** Stated task **
Isolate every line in the data with the string "Forecast" and copy it.

** Task input **

::::

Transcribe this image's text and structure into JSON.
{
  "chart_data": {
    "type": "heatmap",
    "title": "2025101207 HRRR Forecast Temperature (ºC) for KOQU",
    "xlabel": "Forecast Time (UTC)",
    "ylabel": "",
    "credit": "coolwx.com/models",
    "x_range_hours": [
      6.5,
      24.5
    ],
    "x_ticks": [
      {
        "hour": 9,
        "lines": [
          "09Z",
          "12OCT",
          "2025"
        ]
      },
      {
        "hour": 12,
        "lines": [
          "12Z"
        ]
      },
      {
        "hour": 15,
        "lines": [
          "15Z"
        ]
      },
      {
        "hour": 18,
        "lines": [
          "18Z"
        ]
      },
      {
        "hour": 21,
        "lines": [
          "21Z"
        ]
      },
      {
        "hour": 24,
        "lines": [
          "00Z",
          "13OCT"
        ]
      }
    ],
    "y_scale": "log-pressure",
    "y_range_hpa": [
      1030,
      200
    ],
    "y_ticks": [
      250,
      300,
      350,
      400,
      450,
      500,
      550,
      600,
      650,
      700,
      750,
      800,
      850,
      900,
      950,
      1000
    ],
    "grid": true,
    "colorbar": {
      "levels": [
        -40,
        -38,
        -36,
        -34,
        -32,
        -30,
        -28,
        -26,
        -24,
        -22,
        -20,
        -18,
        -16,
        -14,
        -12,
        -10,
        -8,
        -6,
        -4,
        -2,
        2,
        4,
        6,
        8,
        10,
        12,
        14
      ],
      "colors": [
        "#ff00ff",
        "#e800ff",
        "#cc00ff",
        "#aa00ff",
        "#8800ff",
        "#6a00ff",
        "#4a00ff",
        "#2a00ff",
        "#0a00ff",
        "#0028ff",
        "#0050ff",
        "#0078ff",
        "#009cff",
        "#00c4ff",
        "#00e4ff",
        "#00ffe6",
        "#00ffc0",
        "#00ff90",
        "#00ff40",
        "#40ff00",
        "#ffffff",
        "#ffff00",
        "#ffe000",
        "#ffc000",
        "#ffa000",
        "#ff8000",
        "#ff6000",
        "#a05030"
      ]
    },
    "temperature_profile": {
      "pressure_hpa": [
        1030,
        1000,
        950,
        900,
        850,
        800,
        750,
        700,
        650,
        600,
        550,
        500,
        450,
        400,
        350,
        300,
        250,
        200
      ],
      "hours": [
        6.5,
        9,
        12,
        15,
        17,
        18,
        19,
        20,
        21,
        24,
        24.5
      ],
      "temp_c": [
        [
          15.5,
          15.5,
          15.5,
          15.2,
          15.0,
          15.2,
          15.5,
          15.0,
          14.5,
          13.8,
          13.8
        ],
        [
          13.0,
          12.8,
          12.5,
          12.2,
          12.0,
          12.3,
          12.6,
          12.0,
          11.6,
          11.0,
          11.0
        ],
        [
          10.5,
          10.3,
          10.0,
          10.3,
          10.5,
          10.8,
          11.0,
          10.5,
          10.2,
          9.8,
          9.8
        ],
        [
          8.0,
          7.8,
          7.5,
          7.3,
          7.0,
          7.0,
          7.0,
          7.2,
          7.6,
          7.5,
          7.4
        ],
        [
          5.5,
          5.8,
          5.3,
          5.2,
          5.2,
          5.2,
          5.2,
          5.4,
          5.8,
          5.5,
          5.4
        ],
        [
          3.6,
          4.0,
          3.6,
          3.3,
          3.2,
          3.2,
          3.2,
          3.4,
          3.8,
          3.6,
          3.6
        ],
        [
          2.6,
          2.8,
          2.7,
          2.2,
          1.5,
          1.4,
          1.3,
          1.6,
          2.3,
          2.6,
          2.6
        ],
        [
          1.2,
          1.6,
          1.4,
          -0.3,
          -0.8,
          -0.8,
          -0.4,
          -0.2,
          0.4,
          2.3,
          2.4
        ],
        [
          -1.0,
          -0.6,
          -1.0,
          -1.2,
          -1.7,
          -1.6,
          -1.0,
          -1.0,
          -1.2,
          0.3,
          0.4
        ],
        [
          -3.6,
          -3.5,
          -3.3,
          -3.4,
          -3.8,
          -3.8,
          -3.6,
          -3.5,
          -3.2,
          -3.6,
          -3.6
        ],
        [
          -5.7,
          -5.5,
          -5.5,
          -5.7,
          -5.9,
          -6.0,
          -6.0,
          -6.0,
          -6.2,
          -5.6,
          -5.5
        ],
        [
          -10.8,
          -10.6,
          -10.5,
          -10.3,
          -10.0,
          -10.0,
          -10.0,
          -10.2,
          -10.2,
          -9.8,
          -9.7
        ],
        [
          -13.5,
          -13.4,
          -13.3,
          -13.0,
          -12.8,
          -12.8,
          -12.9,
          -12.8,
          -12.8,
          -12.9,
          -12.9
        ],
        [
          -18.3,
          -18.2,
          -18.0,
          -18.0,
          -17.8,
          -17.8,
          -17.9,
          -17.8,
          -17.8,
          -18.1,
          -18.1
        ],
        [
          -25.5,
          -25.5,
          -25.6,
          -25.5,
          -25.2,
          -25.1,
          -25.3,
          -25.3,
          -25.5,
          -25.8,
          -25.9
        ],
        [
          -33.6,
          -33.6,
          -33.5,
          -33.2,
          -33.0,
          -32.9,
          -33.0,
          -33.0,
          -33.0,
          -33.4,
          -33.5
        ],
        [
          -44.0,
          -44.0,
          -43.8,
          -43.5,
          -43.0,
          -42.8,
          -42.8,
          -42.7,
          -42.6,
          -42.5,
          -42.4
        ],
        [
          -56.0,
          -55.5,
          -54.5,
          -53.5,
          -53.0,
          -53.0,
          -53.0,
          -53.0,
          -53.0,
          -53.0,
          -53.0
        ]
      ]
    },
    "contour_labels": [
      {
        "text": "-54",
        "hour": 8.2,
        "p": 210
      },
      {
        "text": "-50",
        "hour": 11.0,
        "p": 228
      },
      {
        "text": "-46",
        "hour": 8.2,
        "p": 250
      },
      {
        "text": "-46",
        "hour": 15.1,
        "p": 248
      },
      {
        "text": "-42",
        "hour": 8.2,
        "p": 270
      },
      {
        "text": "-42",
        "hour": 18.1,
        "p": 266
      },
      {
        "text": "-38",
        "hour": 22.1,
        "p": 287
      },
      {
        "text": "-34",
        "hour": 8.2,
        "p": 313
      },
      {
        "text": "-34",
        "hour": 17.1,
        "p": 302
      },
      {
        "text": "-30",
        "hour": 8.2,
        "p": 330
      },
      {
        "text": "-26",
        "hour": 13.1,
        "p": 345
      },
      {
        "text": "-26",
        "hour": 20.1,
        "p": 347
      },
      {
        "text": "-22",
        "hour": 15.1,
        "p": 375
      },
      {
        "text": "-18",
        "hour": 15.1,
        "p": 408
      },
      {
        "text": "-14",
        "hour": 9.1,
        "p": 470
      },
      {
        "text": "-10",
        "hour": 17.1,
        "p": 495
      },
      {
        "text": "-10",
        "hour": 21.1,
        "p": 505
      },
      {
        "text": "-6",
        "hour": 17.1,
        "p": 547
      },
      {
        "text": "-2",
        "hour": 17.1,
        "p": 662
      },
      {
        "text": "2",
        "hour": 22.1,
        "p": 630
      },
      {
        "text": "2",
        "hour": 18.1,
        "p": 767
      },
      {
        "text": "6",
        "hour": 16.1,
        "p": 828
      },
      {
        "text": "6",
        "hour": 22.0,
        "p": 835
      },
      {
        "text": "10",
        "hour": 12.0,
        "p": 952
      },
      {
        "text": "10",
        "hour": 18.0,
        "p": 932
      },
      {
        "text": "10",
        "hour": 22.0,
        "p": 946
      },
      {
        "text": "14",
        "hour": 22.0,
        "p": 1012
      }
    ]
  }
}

::::

** Task solution **
    "title": "2025101207 HRRR Forecast Temperature (ºC) for KOQU",
    "xlabel": "Forecast Time (UTC)",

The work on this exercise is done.